=== What you should do ===
Reproduce the listing below word for word, with no pictures.

Collection entries:
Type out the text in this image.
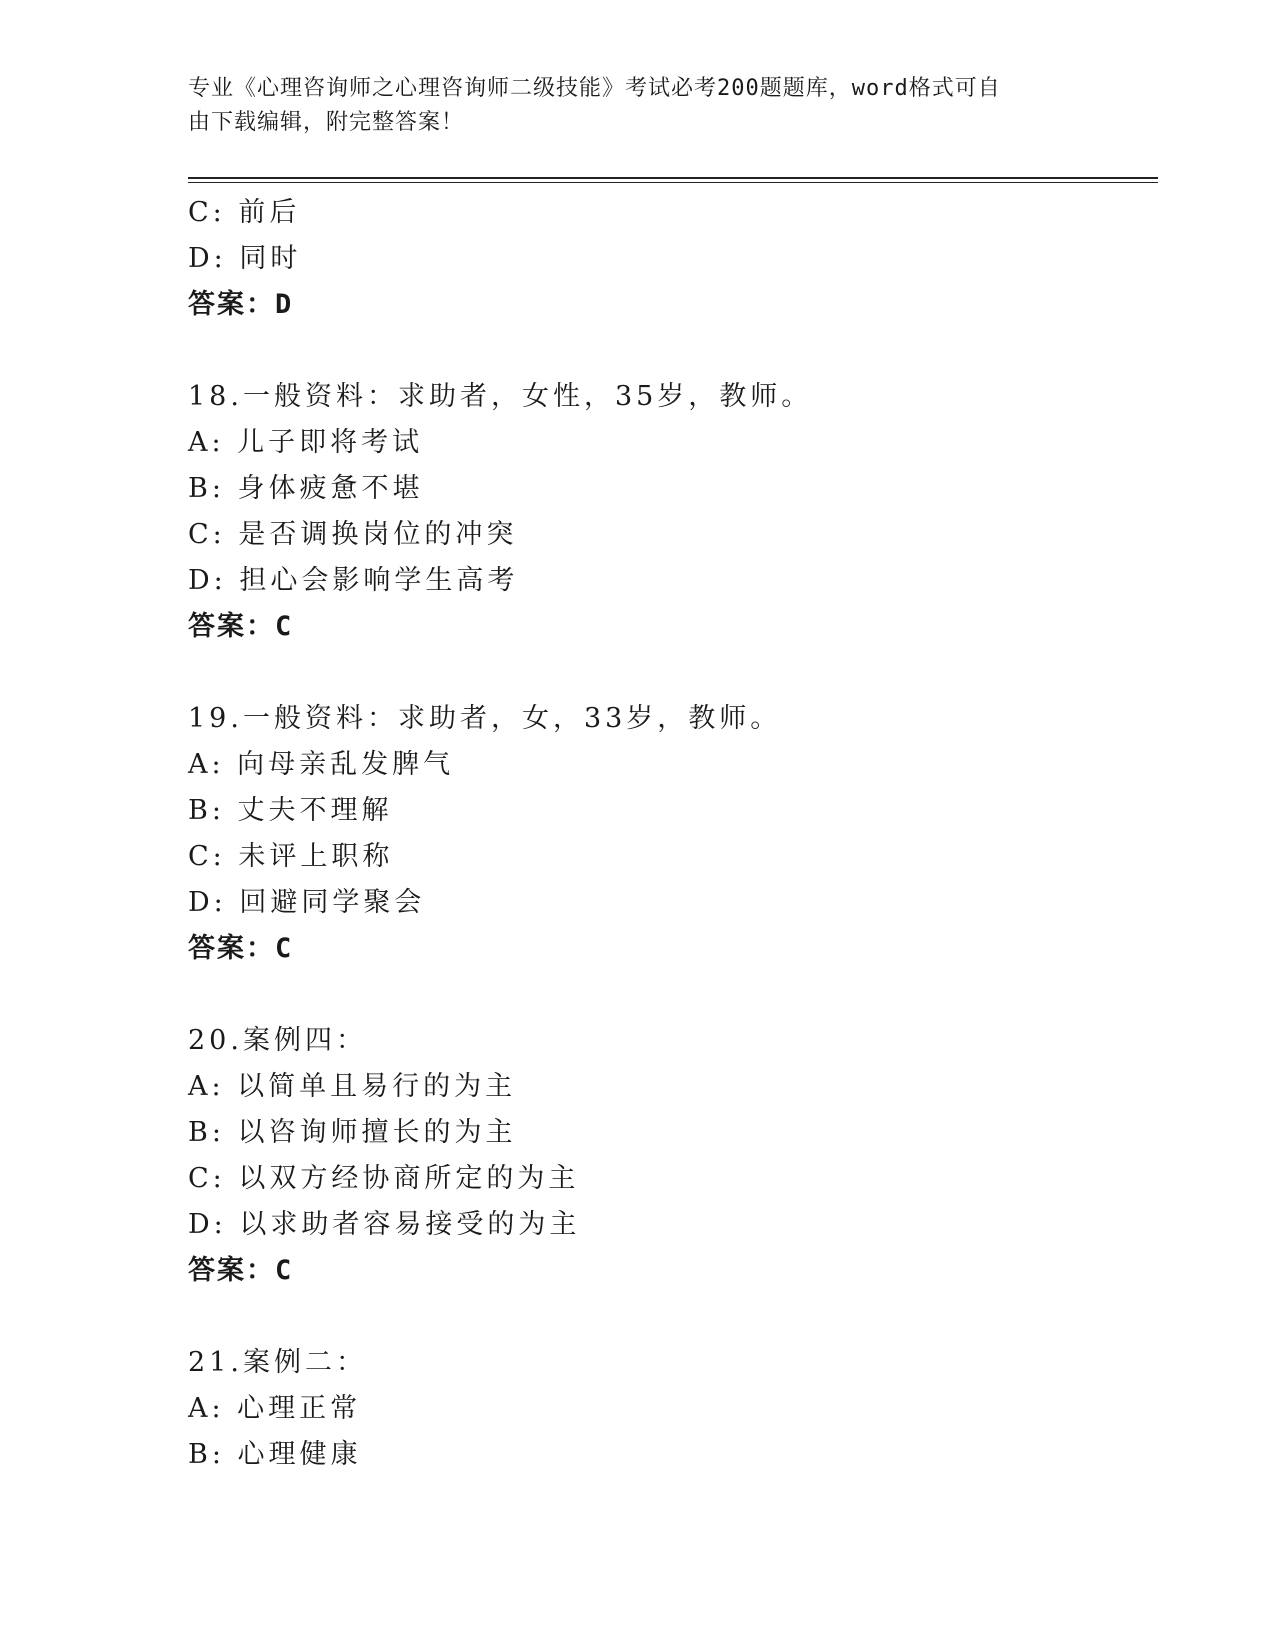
专业《心理咨询师之心理咨询师二级技能》考试必考200题题库，word格式可自
由下载编辑，附完整答案！
C: 前后
D: 同时
答案：D
18.一般资料：求助者，女性，35岁，教师。
A: 儿子即将考试
B: 身体疲惫不堪
C: 是否调换岗位的冲突
D: 担心会影响学生高考
答案：C
19.一般资料：求助者，女，33岁，教师。
A: 向母亲乱发脾气
B: 丈夫不理解
C: 未评上职称
D: 回避同学聚会
答案：C
20.案例四：
A: 以简单且易行的为主
B: 以咨询师擅长的为主
C: 以双方经协商所定的为主
D: 以求助者容易接受的为主
答案：C
21.案例二：
A: 心理正常
B: 心理健康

=== Exercise response ===
Type out the text in this image.
专业《心理咨询师之心理咨询师二级技能》考试必考200题题库，word格式可自
由下载编辑，附完整答案！
C: 前后
D: 同时
答案：D
18.一般资料：求助者，女性，35岁，教师。
A: 儿子即将考试
B: 身体疲惫不堪
C: 是否调换岗位的冲突
D: 担心会影响学生高考
答案：C
19.一般资料：求助者，女，33岁，教师。
A: 向母亲乱发脾气
B: 丈夫不理解
C: 未评上职称
D: 回避同学聚会
答案：C
20.案例四：
A: 以简单且易行的为主
B: 以咨询师擅长的为主
C: 以双方经协商所定的为主
D: 以求助者容易接受的为主
答案：C
21.案例二：
A: 心理正常
B: 心理健康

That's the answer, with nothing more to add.